### Activity:
Which lines below include "Nonclassical"? Copy them all.

### Task inputs:
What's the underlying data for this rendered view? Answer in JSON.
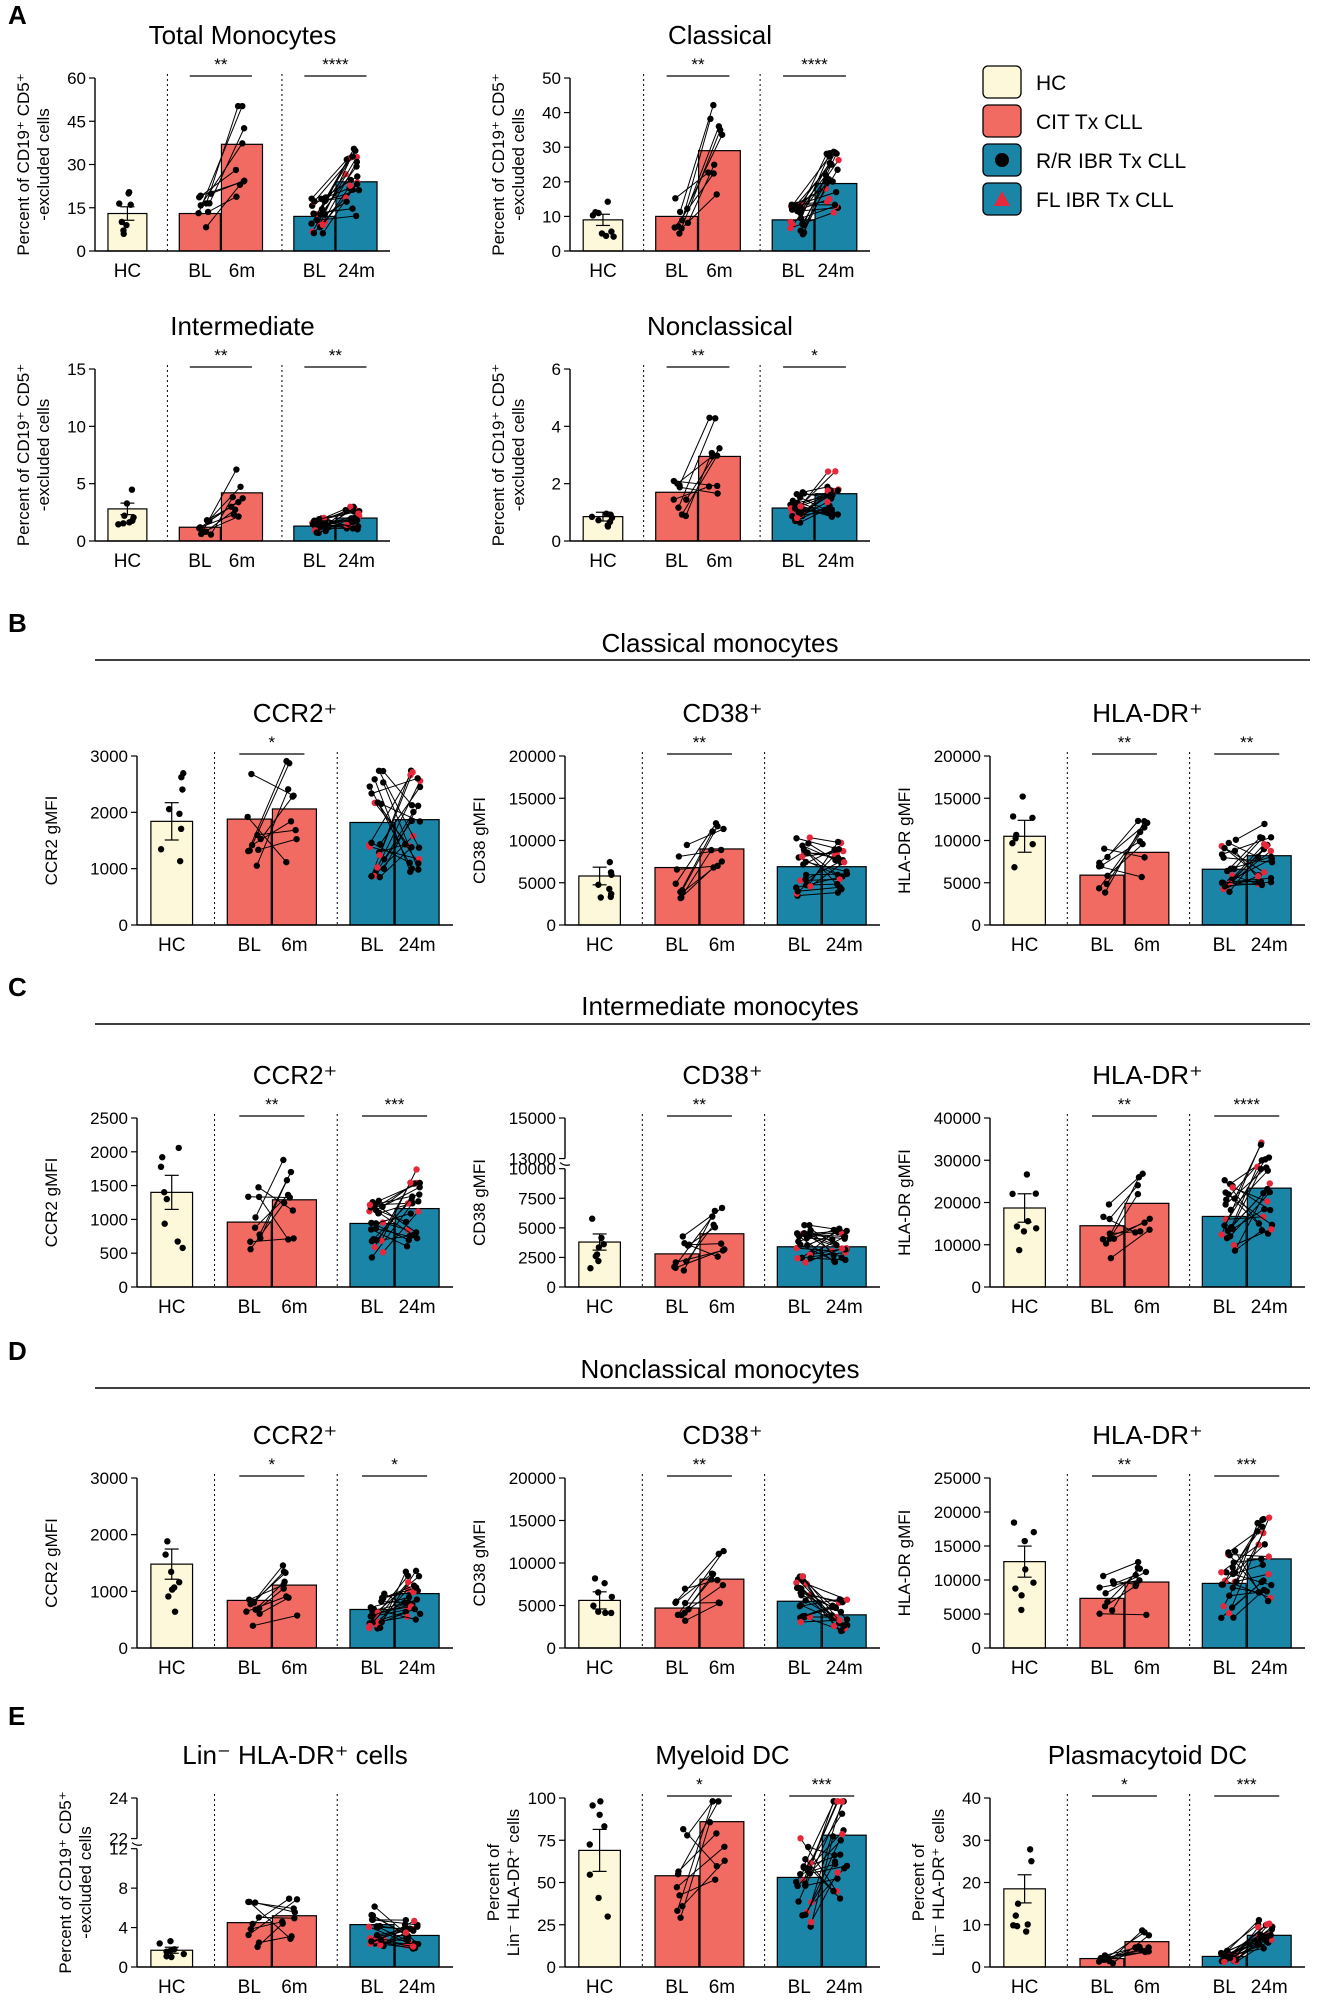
{
  "colors": {
    "HC": "#fcf8d9",
    "CIT": "#f26b63",
    "IBR": "#1b85a8",
    "RR_dot": "#000000",
    "FL_dot": "#e8273a"
  },
  "panels": [
    {
      "letter": "A"
    },
    {
      "letter": "B",
      "section_title": "Classical monocytes"
    },
    {
      "letter": "C",
      "section_title": "Intermediate monocytes"
    },
    {
      "letter": "D",
      "section_title": "Nonclassical monocytes"
    },
    {
      "letter": "E"
    }
  ],
  "legend": [
    {
      "label": "HC",
      "color": "#fcf8d9",
      "marker": "none"
    },
    {
      "label": "CIT Tx CLL",
      "color": "#f26b63",
      "marker": "none"
    },
    {
      "label": "R/R IBR Tx CLL",
      "color": "#1b85a8",
      "marker": "circle"
    },
    {
      "label": "FL IBR Tx CLL",
      "color": "#1b85a8",
      "marker": "triangle"
    }
  ],
  "chart_data": [
    {
      "id": "a1",
      "type": "bar",
      "title": "Total Monocytes",
      "ylabel": [
        "Percent of CD19⁺ CD5⁺",
        "-excluded cells"
      ],
      "categories": [
        "HC",
        "BL",
        "6m",
        "BL",
        "24m"
      ],
      "values": [
        13,
        13,
        37,
        12,
        24
      ],
      "ylim": [
        0,
        60
      ],
      "yticks": [
        0,
        15,
        30,
        45,
        60
      ],
      "ytick_labels": [
        "0",
        "15",
        "30",
        "45",
        "60"
      ],
      "significance": [
        {
          "pair": "CIT",
          "label": "**"
        },
        {
          "pair": "IBR",
          "label": "****"
        }
      ]
    },
    {
      "id": "a2",
      "type": "bar",
      "title": "Classical",
      "ylabel": [
        "Percent of CD19⁺ CD5⁺",
        "-excluded cells"
      ],
      "categories": [
        "HC",
        "BL",
        "6m",
        "BL",
        "24m"
      ],
      "values": [
        9,
        10,
        29,
        9,
        19.5
      ],
      "ylim": [
        0,
        50
      ],
      "yticks": [
        0,
        10,
        20,
        30,
        40,
        50
      ],
      "ytick_labels": [
        "0",
        "10",
        "20",
        "30",
        "40",
        "50"
      ],
      "significance": [
        {
          "pair": "CIT",
          "label": "**"
        },
        {
          "pair": "IBR",
          "label": "****"
        }
      ]
    },
    {
      "id": "a3",
      "type": "bar",
      "title": "Intermediate",
      "ylabel": [
        "Percent of CD19⁺ CD5⁺",
        "-excluded cells"
      ],
      "categories": [
        "HC",
        "BL",
        "6m",
        "BL",
        "24m"
      ],
      "values": [
        2.8,
        1.2,
        4.2,
        1.3,
        2.0
      ],
      "ylim": [
        0,
        15
      ],
      "yticks": [
        0,
        5,
        10,
        15
      ],
      "ytick_labels": [
        "0",
        "5",
        "10",
        "15"
      ],
      "significance": [
        {
          "pair": "CIT",
          "label": "**"
        },
        {
          "pair": "IBR",
          "label": "**"
        }
      ]
    },
    {
      "id": "a4",
      "type": "bar",
      "title": "Nonclassical",
      "ylabel": [
        "Percent of CD19⁺ CD5⁺",
        "-excluded cells"
      ],
      "categories": [
        "HC",
        "BL",
        "6m",
        "BL",
        "24m"
      ],
      "values": [
        0.85,
        1.7,
        2.95,
        1.15,
        1.65
      ],
      "ylim": [
        0,
        6
      ],
      "yticks": [
        0,
        2,
        4,
        6
      ],
      "ytick_labels": [
        "0",
        "2",
        "4",
        "6"
      ],
      "significance": [
        {
          "pair": "CIT",
          "label": "**"
        },
        {
          "pair": "IBR",
          "label": "*"
        }
      ]
    },
    {
      "id": "b1",
      "type": "bar",
      "title": "CCR2⁺",
      "ylabel": [
        "CCR2 gMFI"
      ],
      "categories": [
        "HC",
        "BL",
        "6m",
        "BL",
        "24m"
      ],
      "values": [
        1840,
        1880,
        2060,
        1820,
        1870
      ],
      "ylim": [
        0,
        3000
      ],
      "yticks": [
        0,
        1000,
        2000,
        3000
      ],
      "ytick_labels": [
        "0",
        "1000",
        "2000",
        "3000"
      ],
      "significance": [
        {
          "pair": "CIT",
          "label": "*"
        }
      ]
    },
    {
      "id": "b2",
      "type": "bar",
      "title": "CD38⁺",
      "ylabel": [
        "CD38 gMFI"
      ],
      "categories": [
        "HC",
        "BL",
        "6m",
        "BL",
        "24m"
      ],
      "values": [
        5800,
        6800,
        9000,
        6900,
        6900
      ],
      "ylim": [
        0,
        20000
      ],
      "yticks": [
        0,
        5000,
        10000,
        15000,
        20000
      ],
      "ytick_labels": [
        "0",
        "5000",
        "10000",
        "15000",
        "20000"
      ],
      "significance": [
        {
          "pair": "CIT",
          "label": "**"
        }
      ]
    },
    {
      "id": "b3",
      "type": "bar",
      "title": "HLA-DR⁺",
      "ylabel": [
        "HLA-DR gMFI"
      ],
      "categories": [
        "HC",
        "BL",
        "6m",
        "BL",
        "24m"
      ],
      "values": [
        10500,
        5900,
        8600,
        6600,
        8200
      ],
      "ylim": [
        0,
        20000
      ],
      "yticks": [
        0,
        5000,
        10000,
        15000,
        20000
      ],
      "ytick_labels": [
        "0",
        "5000",
        "10000",
        "15000",
        "20000"
      ],
      "significance": [
        {
          "pair": "CIT",
          "label": "**"
        },
        {
          "pair": "IBR",
          "label": "**"
        }
      ]
    },
    {
      "id": "c1",
      "type": "bar",
      "title": "CCR2⁺",
      "ylabel": [
        "CCR2 gMFI"
      ],
      "categories": [
        "HC",
        "BL",
        "6m",
        "BL",
        "24m"
      ],
      "values": [
        1400,
        960,
        1290,
        940,
        1160
      ],
      "ylim": [
        0,
        2500
      ],
      "yticks": [
        0,
        500,
        1000,
        1500,
        2000,
        2500
      ],
      "ytick_labels": [
        "0",
        "500",
        "1000",
        "1500",
        "2000",
        "2500"
      ],
      "significance": [
        {
          "pair": "CIT",
          "label": "**"
        },
        {
          "pair": "IBR",
          "label": "***"
        }
      ]
    },
    {
      "id": "c2",
      "type": "bar",
      "title": "CD38⁺",
      "ylabel": [
        "CD38 gMFI"
      ],
      "categories": [
        "HC",
        "BL",
        "6m",
        "BL",
        "24m"
      ],
      "values": [
        3800,
        2800,
        4500,
        3400,
        3400
      ],
      "ylim": [
        0,
        15000
      ],
      "axis_break": [
        10000,
        13000
      ],
      "yticks": [
        0,
        2500,
        5000,
        7500,
        10000,
        13000,
        15000
      ],
      "ytick_labels": [
        "0",
        "2500",
        "5000",
        "7500",
        "10000",
        "13000",
        "15000"
      ],
      "significance": [
        {
          "pair": "CIT",
          "label": "**"
        }
      ]
    },
    {
      "id": "c3",
      "type": "bar",
      "title": "HLA-DR⁺",
      "ylabel": [
        "HLA-DR gMFI"
      ],
      "categories": [
        "HC",
        "BL",
        "6m",
        "BL",
        "24m"
      ],
      "values": [
        18700,
        14500,
        19800,
        16700,
        23400
      ],
      "ylim": [
        0,
        40000
      ],
      "yticks": [
        0,
        10000,
        20000,
        30000,
        40000
      ],
      "ytick_labels": [
        "0",
        "10000",
        "20000",
        "30000",
        "40000"
      ],
      "significance": [
        {
          "pair": "CIT",
          "label": "**"
        },
        {
          "pair": "IBR",
          "label": "****"
        }
      ]
    },
    {
      "id": "d1",
      "type": "bar",
      "title": "CCR2⁺",
      "ylabel": [
        "CCR2 gMFI"
      ],
      "categories": [
        "HC",
        "BL",
        "6m",
        "BL",
        "24m"
      ],
      "values": [
        1480,
        840,
        1110,
        680,
        960
      ],
      "ylim": [
        0,
        3000
      ],
      "yticks": [
        0,
        1000,
        2000,
        3000
      ],
      "ytick_labels": [
        "0",
        "1000",
        "2000",
        "3000"
      ],
      "significance": [
        {
          "pair": "CIT",
          "label": "*"
        },
        {
          "pair": "IBR",
          "label": "*"
        }
      ]
    },
    {
      "id": "d2",
      "type": "bar",
      "title": "CD38⁺",
      "ylabel": [
        "CD38 gMFI"
      ],
      "categories": [
        "HC",
        "BL",
        "6m",
        "BL",
        "24m"
      ],
      "values": [
        5600,
        4700,
        8100,
        5500,
        3900
      ],
      "ylim": [
        0,
        20000
      ],
      "yticks": [
        0,
        5000,
        10000,
        15000,
        20000
      ],
      "ytick_labels": [
        "0",
        "5000",
        "10000",
        "15000",
        "20000"
      ],
      "significance": [
        {
          "pair": "CIT",
          "label": "**"
        }
      ]
    },
    {
      "id": "d3",
      "type": "bar",
      "title": "HLA-DR⁺",
      "ylabel": [
        "HLA-DR gMFI"
      ],
      "categories": [
        "HC",
        "BL",
        "6m",
        "BL",
        "24m"
      ],
      "values": [
        12700,
        7300,
        9700,
        9500,
        13100
      ],
      "ylim": [
        0,
        25000
      ],
      "yticks": [
        0,
        5000,
        10000,
        15000,
        20000,
        25000
      ],
      "ytick_labels": [
        "0",
        "5000",
        "10000",
        "15000",
        "20000",
        "25000"
      ],
      "significance": [
        {
          "pair": "CIT",
          "label": "**"
        },
        {
          "pair": "IBR",
          "label": "***"
        }
      ]
    },
    {
      "id": "e1",
      "type": "bar",
      "title": "Lin⁻ HLA-DR⁺ cells",
      "ylabel": [
        "Percent of CD19⁺ CD5⁺",
        "-excluded cells"
      ],
      "categories": [
        "HC",
        "BL",
        "6m",
        "BL",
        "24m"
      ],
      "values": [
        1.7,
        4.5,
        5.2,
        4.3,
        3.2
      ],
      "ylim": [
        0,
        24
      ],
      "axis_break": [
        12,
        22
      ],
      "yticks": [
        0,
        4,
        8,
        12,
        22,
        24
      ],
      "ytick_labels": [
        "0",
        "4",
        "8",
        "12",
        "22",
        "24"
      ],
      "significance": []
    },
    {
      "id": "e2",
      "type": "bar",
      "title": "Myeloid DC",
      "ylabel": [
        "Percent of",
        "Lin⁻ HLA-DR⁺ cells"
      ],
      "categories": [
        "HC",
        "BL",
        "6m",
        "BL",
        "24m"
      ],
      "values": [
        69,
        54,
        86,
        53,
        78
      ],
      "ylim": [
        0,
        100
      ],
      "yticks": [
        0,
        25,
        50,
        75,
        100
      ],
      "ytick_labels": [
        "0",
        "25",
        "50",
        "75",
        "100"
      ],
      "significance": [
        {
          "pair": "CIT",
          "label": "*"
        },
        {
          "pair": "IBR",
          "label": "***"
        }
      ]
    },
    {
      "id": "e3",
      "type": "bar",
      "title": "Plasmacytoid DC",
      "ylabel": [
        "Percent of",
        "Lin⁻ HLA-DR⁺ cells"
      ],
      "categories": [
        "HC",
        "BL",
        "6m",
        "BL",
        "24m"
      ],
      "values": [
        18.5,
        2,
        6,
        2.5,
        7.5
      ],
      "ylim": [
        0,
        40
      ],
      "yticks": [
        0,
        10,
        20,
        30,
        40
      ],
      "ytick_labels": [
        "0",
        "10",
        "20",
        "30",
        "40"
      ],
      "significance": [
        {
          "pair": "CIT",
          "label": "*"
        },
        {
          "pair": "IBR",
          "label": "***"
        }
      ]
    }
  ]
}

### Output of the task:
      "section_title": "Nonclassical monocytes"
      "title": "Nonclassical",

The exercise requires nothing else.